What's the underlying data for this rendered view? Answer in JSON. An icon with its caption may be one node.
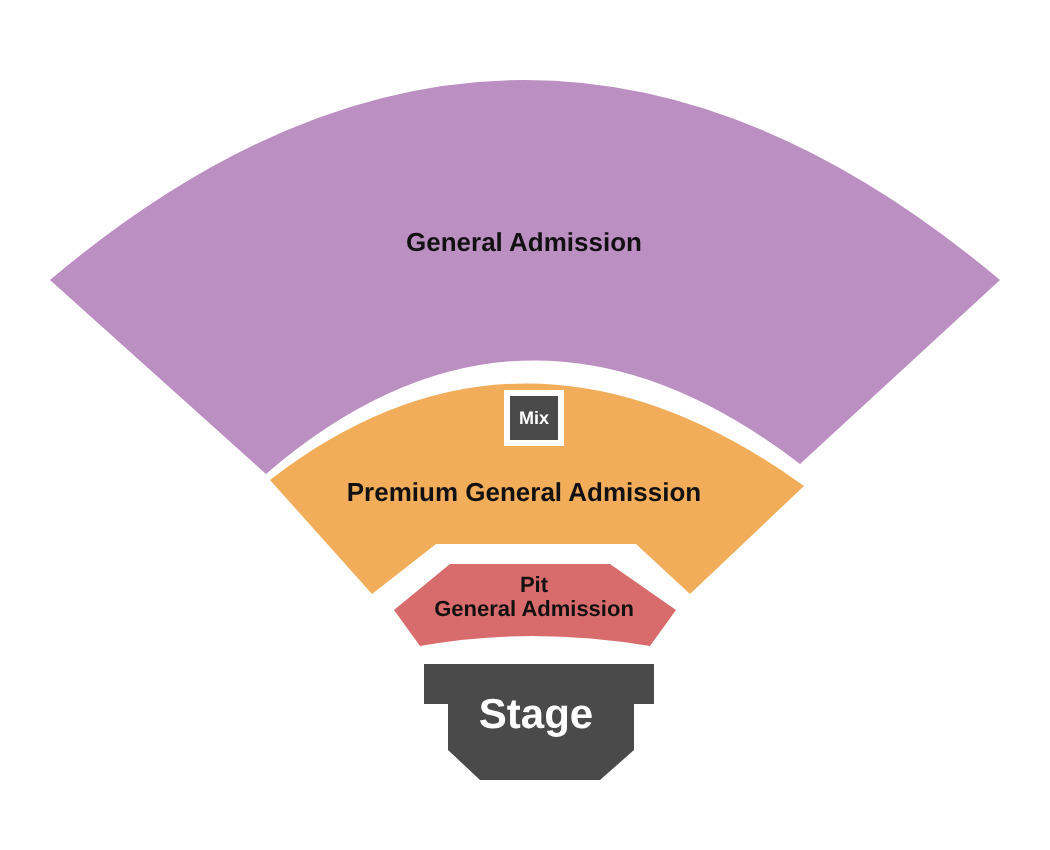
{
  "diagram": {
    "nodes": [
      {
        "text": [
          "General Admission"
        ]
      },
      {
        "text": [
          "Premium General Admission"
        ]
      },
      {
        "text": [
          "Mix"
        ],
        "in": 1
      },
      {
        "text": [
          "Pit General Admission"
        ]
      },
      {
        "text": [
          "Stage"
        ]
      }
    ]
  }
}
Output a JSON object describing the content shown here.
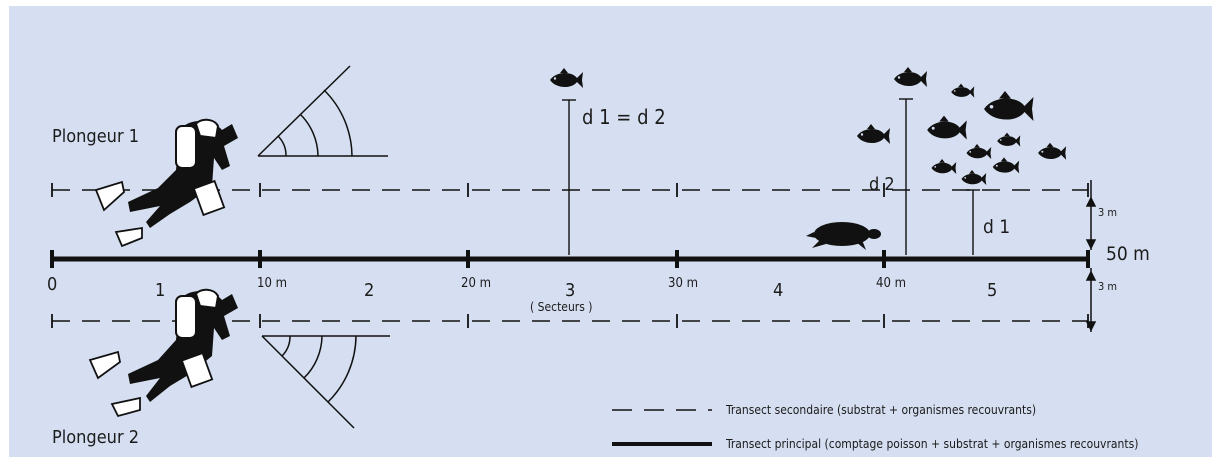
{
  "diver_labels": [
    "Plongeur 1",
    "Plongeur 2"
  ],
  "distance_marks": [
    "0",
    "10 m",
    "20 m",
    "30 m",
    "40 m"
  ],
  "total_length": "50 m",
  "sector_numbers": [
    "1",
    "2",
    "3",
    "4",
    "5"
  ],
  "sectors_caption": "( Secteurs )",
  "offset_top": "3 m",
  "offset_bottom": "3 m",
  "distance_equal": "d 1 = d 2",
  "distance_d1": "d 1",
  "distance_d2": "d 2",
  "legend": {
    "secondary": "Transect secondaire (substrat + organismes recouvrants)",
    "principal": "Transect principal (comptage poisson + substrat + organismes recouvrants)"
  },
  "colors": {
    "background": "#d6dff1",
    "ink": "#111111"
  }
}
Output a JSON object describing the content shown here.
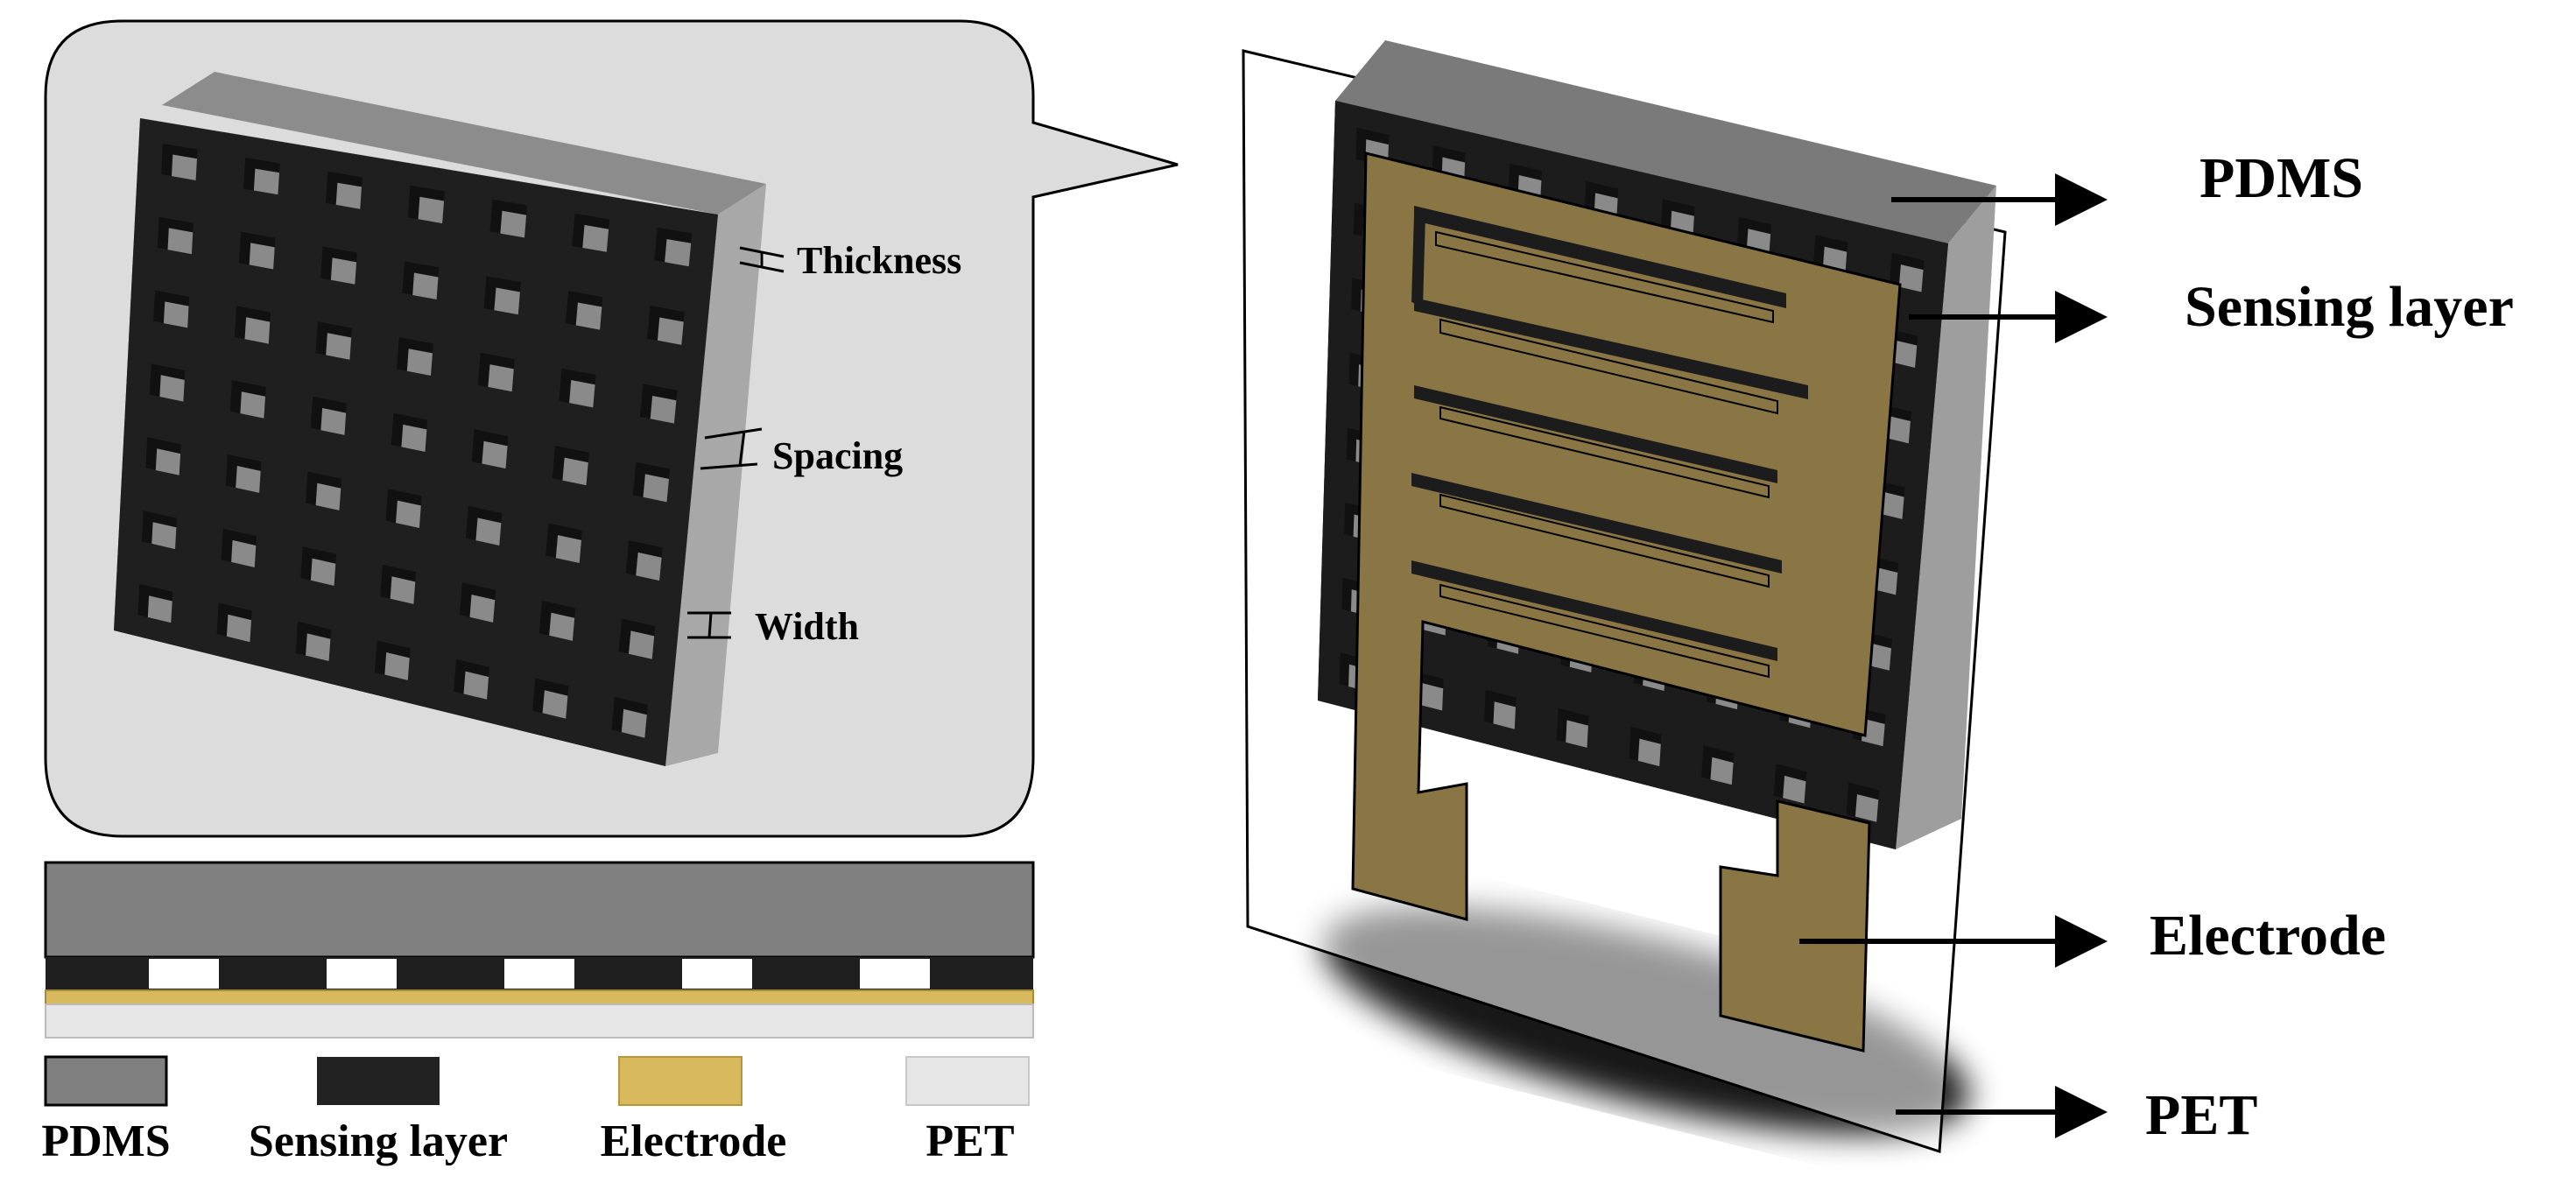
{
  "zoom_labels": {
    "thickness": "Thickness",
    "spacing": "Spacing",
    "width": "Width"
  },
  "callout_labels": {
    "pdms": "PDMS",
    "sensing": "Sensing layer",
    "electrode": "Electrode",
    "pet": "PET"
  },
  "legend": [
    {
      "label": "PDMS",
      "color": "#808080"
    },
    {
      "label": "Sensing layer",
      "color": "#222222"
    },
    {
      "label": "Electrode",
      "color": "#d9b95e"
    },
    {
      "label": "PET",
      "color": "#e6e6e6"
    }
  ],
  "colors": {
    "pdms": "#808080",
    "pdms_side": "#a6a6a6",
    "sensing": "#1f1f1f",
    "electrode": "#8a7545",
    "electrode_legend": "#d9b95e",
    "pet": "#e6e6e6",
    "bubble": "#dcdcdc"
  }
}
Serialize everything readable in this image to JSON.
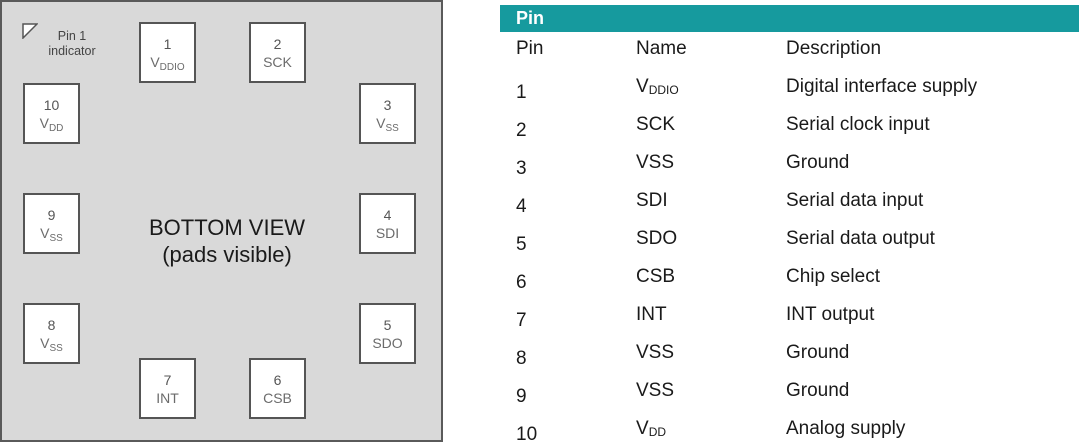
{
  "diagram": {
    "pin1_indicator_label_line1": "Pin 1",
    "pin1_indicator_label_line2": "indicator",
    "center_label_line1": "BOTTOM VIEW",
    "center_label_line2": "(pads visible)",
    "pads": [
      {
        "num": "1",
        "base": "V",
        "sub": "DDIO",
        "text": ""
      },
      {
        "num": "2",
        "base": "",
        "sub": "",
        "text": "SCK"
      },
      {
        "num": "3",
        "base": "V",
        "sub": "SS",
        "text": ""
      },
      {
        "num": "4",
        "base": "",
        "sub": "",
        "text": "SDI"
      },
      {
        "num": "5",
        "base": "",
        "sub": "",
        "text": "SDO"
      },
      {
        "num": "6",
        "base": "",
        "sub": "",
        "text": "CSB"
      },
      {
        "num": "7",
        "base": "",
        "sub": "",
        "text": "INT"
      },
      {
        "num": "8",
        "base": "V",
        "sub": "SS",
        "text": ""
      },
      {
        "num": "9",
        "base": "V",
        "sub": "SS",
        "text": ""
      },
      {
        "num": "10",
        "base": "V",
        "sub": "DD",
        "text": ""
      }
    ],
    "colors": {
      "package_fill": "#d9d9d9",
      "pad_fill": "#ffffff",
      "outline": "#555555"
    }
  },
  "table": {
    "title": "Pin",
    "header_color": "#169a9e",
    "columns": [
      "Pin",
      "Name",
      "Description"
    ],
    "rows": [
      {
        "pin": "1",
        "name_base": "V",
        "name_sub": "DDIO",
        "name": "",
        "description": "Digital interface supply"
      },
      {
        "pin": "2",
        "name_base": "",
        "name_sub": "",
        "name": "SCK",
        "description": "Serial clock input"
      },
      {
        "pin": "3",
        "name_base": "",
        "name_sub": "",
        "name": "VSS",
        "description": "Ground"
      },
      {
        "pin": "4",
        "name_base": "",
        "name_sub": "",
        "name": "SDI",
        "description": "Serial data input"
      },
      {
        "pin": "5",
        "name_base": "",
        "name_sub": "",
        "name": "SDO",
        "description": "Serial data output"
      },
      {
        "pin": "6",
        "name_base": "",
        "name_sub": "",
        "name": "CSB",
        "description": "Chip select"
      },
      {
        "pin": "7",
        "name_base": "",
        "name_sub": "",
        "name": "INT",
        "description": "INT output"
      },
      {
        "pin": "8",
        "name_base": "",
        "name_sub": "",
        "name": "VSS",
        "description": "Ground"
      },
      {
        "pin": "9",
        "name_base": "",
        "name_sub": "",
        "name": "VSS",
        "description": "Ground"
      },
      {
        "pin": "10",
        "name_base": "V",
        "name_sub": "DD",
        "name": "",
        "description": "Analog supply"
      }
    ]
  }
}
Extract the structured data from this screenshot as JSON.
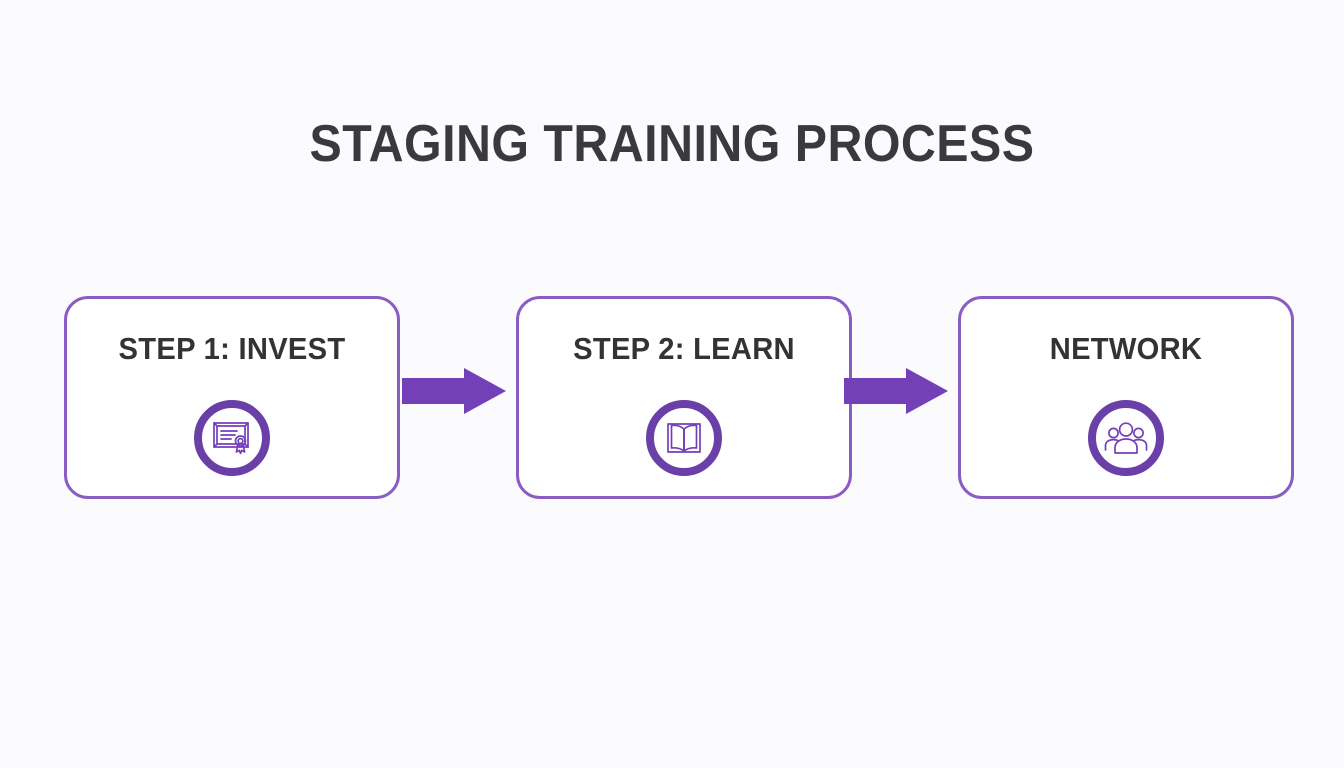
{
  "slide": {
    "title": "STAGING TRAINING PROCESS",
    "background_color": "#fbfafc",
    "title_color": "#3a3a3c",
    "accent_color": "#7340b8",
    "card_border_color": "#8b5cc4",
    "icon_ring_color": "#6b3fa8"
  },
  "steps": [
    {
      "label": "STEP 1: INVEST",
      "icon": "certificate-icon"
    },
    {
      "label": "STEP 2: LEARN",
      "icon": "open-book-icon"
    },
    {
      "label": "NETWORK",
      "icon": "group-people-icon"
    }
  ],
  "connectors": [
    {
      "name": "arrow-right-icon",
      "from": "STEP 1: INVEST",
      "to": "STEP 2: LEARN"
    },
    {
      "name": "arrow-right-icon",
      "from": "STEP 2: LEARN",
      "to": "NETWORK"
    }
  ]
}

· · ·

Instruction → Count how many lines in the data contain the word "input", giving the number without comment.

Final result → 2